- _Task brief_
What number of lines in the material contain the word "rate"? Give that number alone.

- _Listing_
※

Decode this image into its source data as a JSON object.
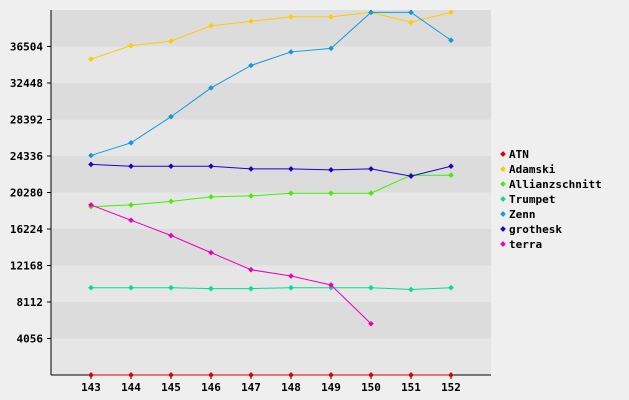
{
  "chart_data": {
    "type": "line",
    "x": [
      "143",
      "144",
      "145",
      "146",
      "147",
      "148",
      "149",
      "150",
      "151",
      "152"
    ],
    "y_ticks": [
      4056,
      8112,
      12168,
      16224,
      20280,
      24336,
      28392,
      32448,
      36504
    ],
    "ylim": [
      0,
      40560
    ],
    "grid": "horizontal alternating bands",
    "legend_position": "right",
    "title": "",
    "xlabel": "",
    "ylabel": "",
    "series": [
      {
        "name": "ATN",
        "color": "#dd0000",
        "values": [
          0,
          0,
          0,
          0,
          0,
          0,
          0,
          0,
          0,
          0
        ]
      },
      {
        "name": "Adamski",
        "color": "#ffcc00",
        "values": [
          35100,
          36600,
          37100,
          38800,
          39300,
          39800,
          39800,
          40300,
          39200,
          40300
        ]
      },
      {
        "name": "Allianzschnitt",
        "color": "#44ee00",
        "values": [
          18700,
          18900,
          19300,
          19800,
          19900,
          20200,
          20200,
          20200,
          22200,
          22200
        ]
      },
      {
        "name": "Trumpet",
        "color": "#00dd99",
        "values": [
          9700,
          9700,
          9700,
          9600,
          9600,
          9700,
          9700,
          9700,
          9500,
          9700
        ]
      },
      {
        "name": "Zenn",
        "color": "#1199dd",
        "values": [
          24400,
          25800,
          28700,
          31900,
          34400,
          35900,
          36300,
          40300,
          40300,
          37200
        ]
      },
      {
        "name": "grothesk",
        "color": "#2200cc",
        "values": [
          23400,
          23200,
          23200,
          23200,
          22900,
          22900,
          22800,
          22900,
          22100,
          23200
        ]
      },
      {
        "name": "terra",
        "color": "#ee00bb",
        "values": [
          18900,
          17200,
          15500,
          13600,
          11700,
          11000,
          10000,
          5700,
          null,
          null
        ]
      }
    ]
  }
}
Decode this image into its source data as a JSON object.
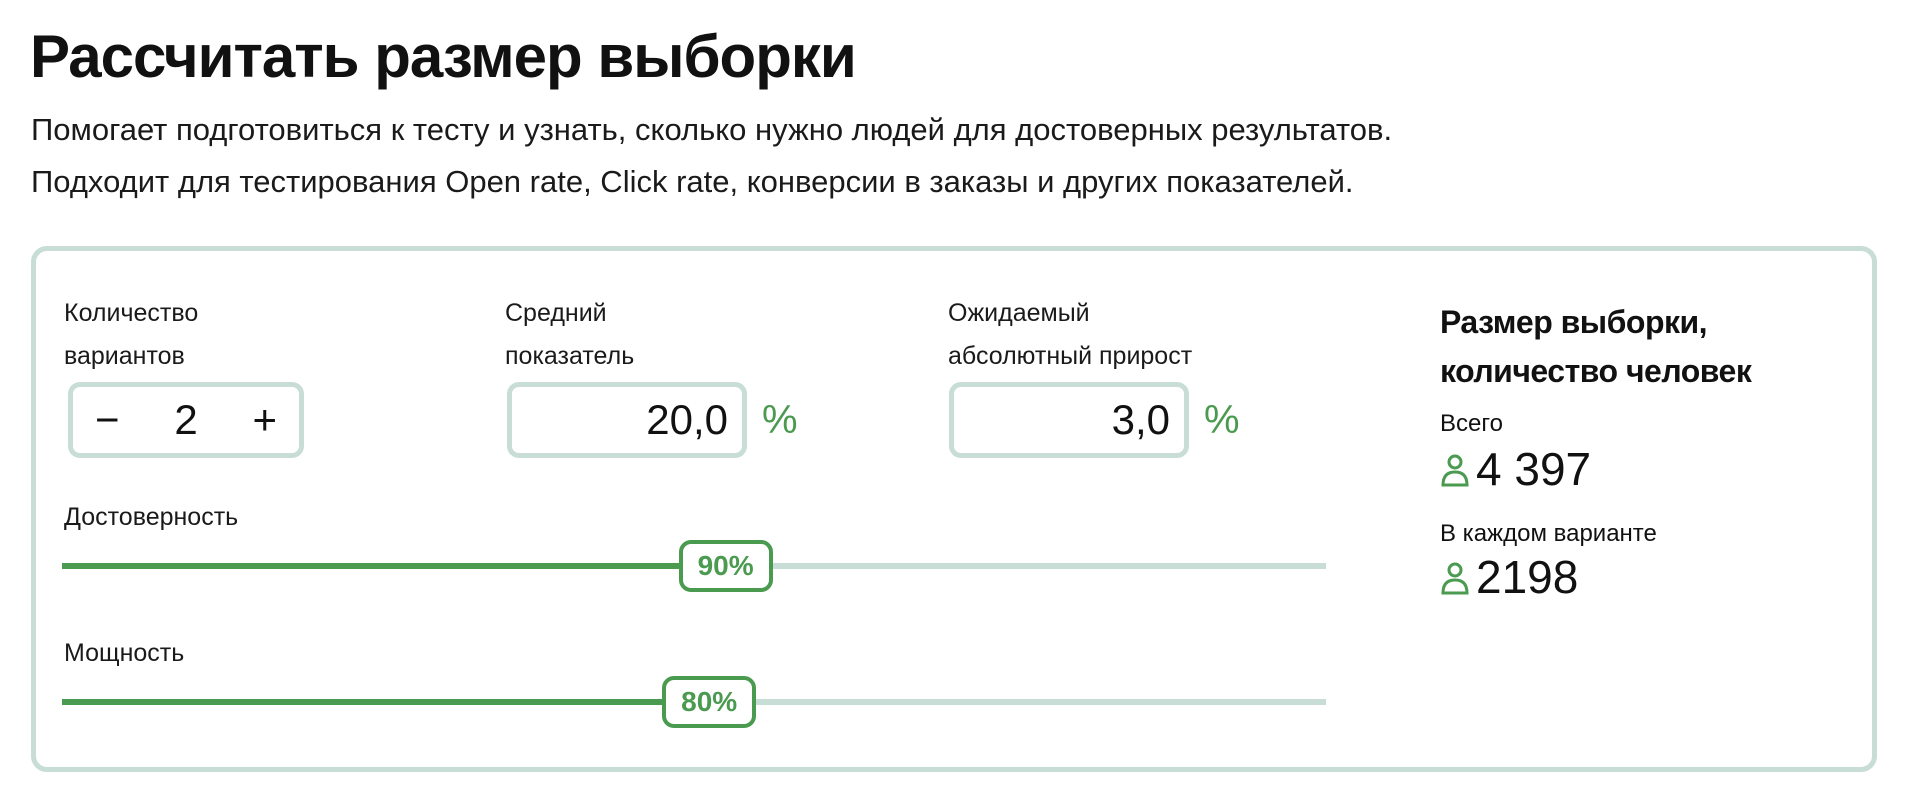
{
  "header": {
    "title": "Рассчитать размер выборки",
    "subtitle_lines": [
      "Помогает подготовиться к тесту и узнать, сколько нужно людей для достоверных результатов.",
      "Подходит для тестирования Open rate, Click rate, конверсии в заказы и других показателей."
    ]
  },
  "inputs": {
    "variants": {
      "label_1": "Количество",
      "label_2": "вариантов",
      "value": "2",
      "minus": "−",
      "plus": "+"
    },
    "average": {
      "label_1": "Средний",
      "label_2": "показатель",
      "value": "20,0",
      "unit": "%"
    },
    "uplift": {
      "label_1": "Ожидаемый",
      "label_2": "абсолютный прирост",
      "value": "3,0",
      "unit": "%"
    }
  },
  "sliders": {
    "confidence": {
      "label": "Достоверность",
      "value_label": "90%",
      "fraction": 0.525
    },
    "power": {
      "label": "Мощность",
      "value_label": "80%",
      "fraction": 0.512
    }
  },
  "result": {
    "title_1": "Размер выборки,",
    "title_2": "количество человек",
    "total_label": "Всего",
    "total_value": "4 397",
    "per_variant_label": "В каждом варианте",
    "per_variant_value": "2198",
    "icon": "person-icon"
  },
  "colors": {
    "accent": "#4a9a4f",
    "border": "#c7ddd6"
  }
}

※

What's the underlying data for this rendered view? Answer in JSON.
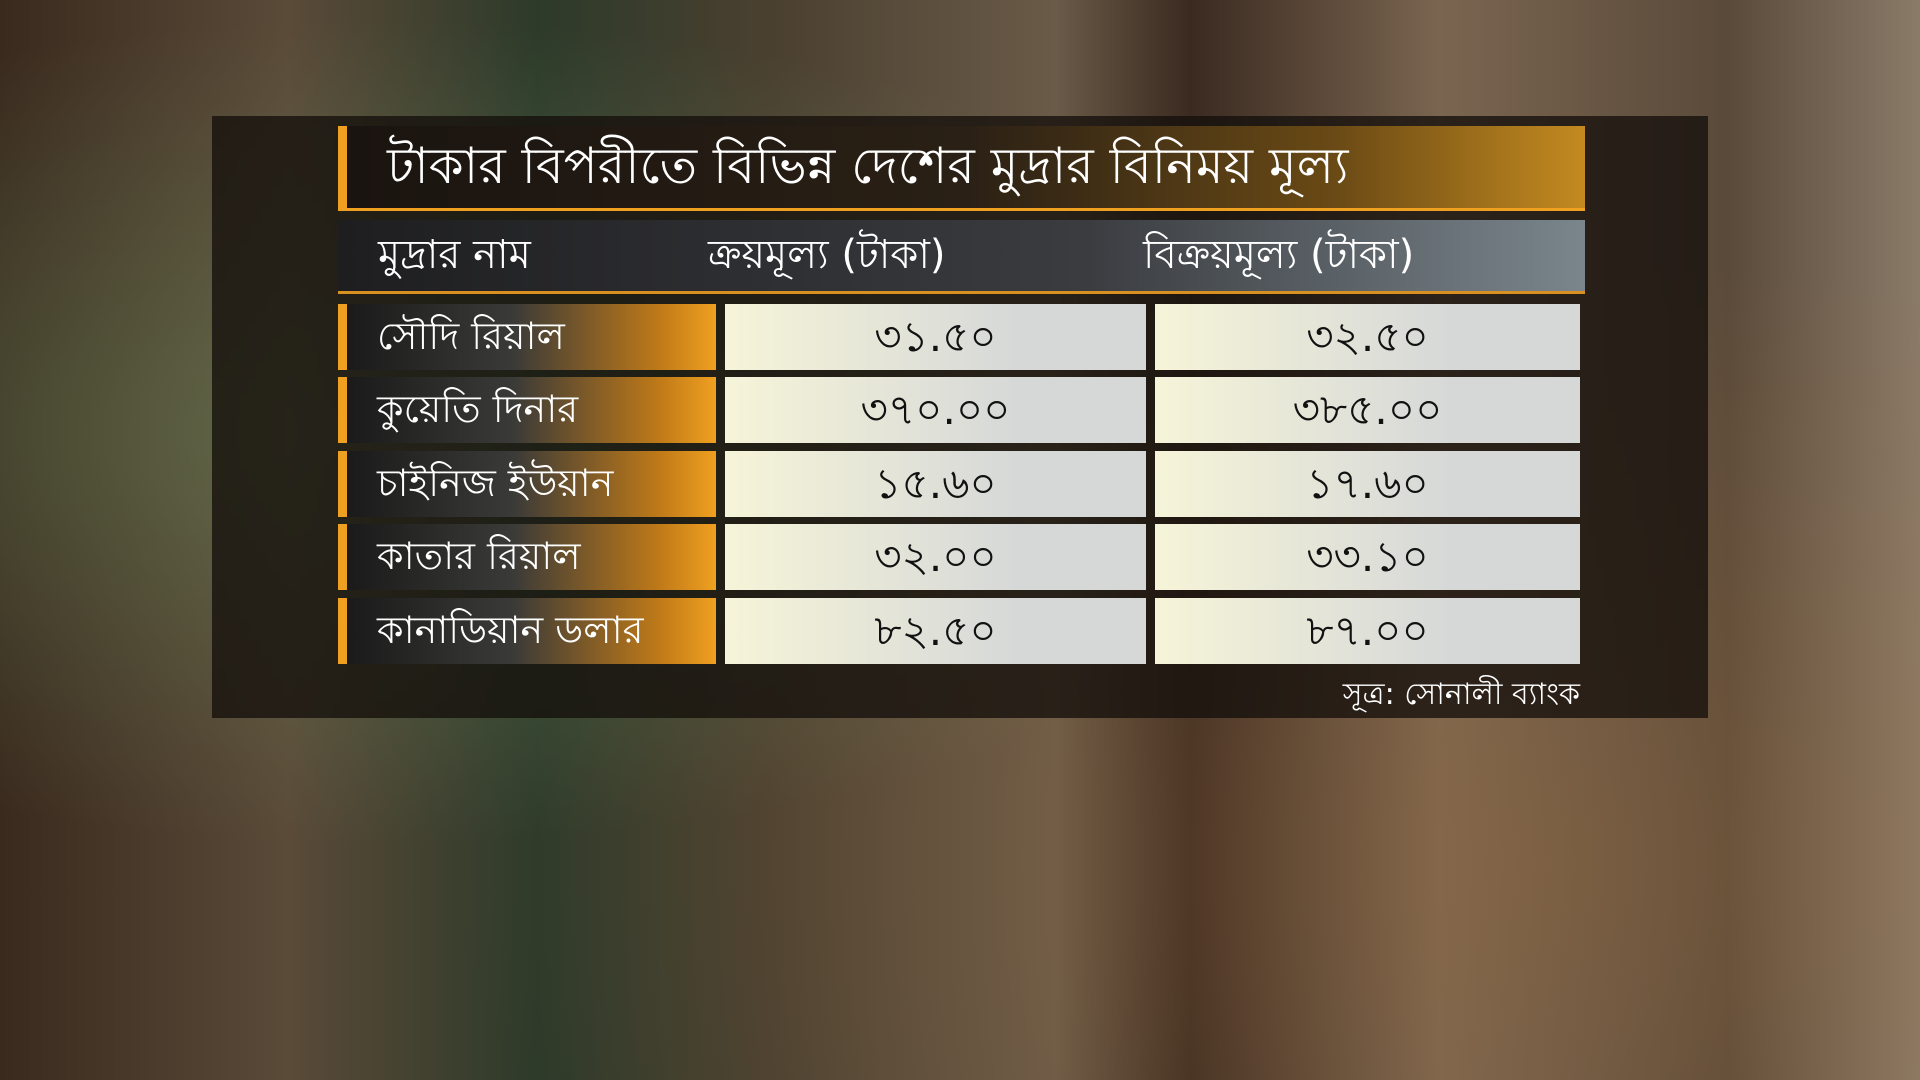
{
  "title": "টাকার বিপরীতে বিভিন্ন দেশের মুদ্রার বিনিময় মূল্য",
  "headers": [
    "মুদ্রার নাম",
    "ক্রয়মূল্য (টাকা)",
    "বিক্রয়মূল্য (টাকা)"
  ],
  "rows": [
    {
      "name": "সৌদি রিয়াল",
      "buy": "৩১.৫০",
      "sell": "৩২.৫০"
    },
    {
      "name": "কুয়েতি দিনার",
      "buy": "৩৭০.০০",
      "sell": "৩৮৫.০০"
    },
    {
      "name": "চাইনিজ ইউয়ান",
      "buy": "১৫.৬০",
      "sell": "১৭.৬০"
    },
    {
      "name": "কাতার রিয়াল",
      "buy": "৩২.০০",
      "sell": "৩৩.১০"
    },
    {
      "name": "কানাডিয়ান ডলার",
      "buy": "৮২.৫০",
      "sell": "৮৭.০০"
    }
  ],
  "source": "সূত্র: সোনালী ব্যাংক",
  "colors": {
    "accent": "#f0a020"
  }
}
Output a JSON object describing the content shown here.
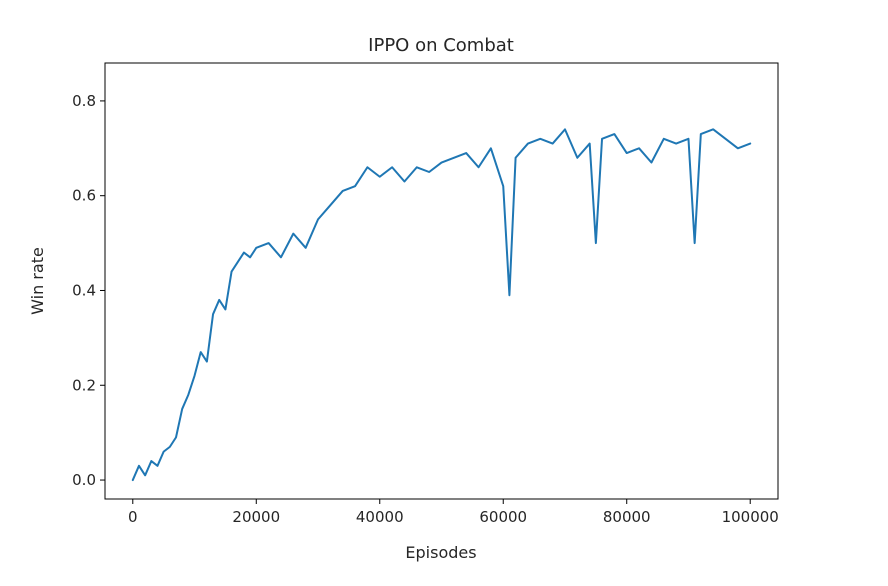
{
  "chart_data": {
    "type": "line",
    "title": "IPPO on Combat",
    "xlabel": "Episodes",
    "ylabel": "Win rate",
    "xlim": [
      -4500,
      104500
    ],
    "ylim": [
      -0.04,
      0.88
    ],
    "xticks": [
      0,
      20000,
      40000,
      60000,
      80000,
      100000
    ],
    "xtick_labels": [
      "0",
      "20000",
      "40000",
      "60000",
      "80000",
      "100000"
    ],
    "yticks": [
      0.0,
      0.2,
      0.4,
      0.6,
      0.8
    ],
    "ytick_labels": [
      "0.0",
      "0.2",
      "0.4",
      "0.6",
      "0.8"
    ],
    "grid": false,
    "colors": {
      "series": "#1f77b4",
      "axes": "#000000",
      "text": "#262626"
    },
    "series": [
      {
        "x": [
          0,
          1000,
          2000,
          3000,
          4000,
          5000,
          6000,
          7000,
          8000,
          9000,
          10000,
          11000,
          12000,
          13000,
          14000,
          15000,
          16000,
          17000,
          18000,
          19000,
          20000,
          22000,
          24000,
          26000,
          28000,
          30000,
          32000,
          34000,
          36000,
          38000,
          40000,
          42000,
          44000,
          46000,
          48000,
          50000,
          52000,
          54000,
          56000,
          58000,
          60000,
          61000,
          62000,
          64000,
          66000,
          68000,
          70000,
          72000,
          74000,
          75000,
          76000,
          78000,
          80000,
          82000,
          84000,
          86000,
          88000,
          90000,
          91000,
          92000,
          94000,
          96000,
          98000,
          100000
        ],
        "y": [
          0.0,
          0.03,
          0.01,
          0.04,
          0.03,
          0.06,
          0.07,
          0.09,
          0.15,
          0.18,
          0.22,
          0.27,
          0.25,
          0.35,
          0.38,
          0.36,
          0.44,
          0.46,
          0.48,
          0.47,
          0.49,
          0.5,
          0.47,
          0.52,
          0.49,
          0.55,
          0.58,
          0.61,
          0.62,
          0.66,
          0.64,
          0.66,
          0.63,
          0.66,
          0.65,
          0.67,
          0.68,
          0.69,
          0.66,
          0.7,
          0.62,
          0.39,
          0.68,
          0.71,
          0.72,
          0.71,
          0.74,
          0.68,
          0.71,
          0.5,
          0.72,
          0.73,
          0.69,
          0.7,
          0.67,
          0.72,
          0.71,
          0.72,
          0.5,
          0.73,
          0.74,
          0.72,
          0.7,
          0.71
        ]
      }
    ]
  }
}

※

- _Exercise answer_
2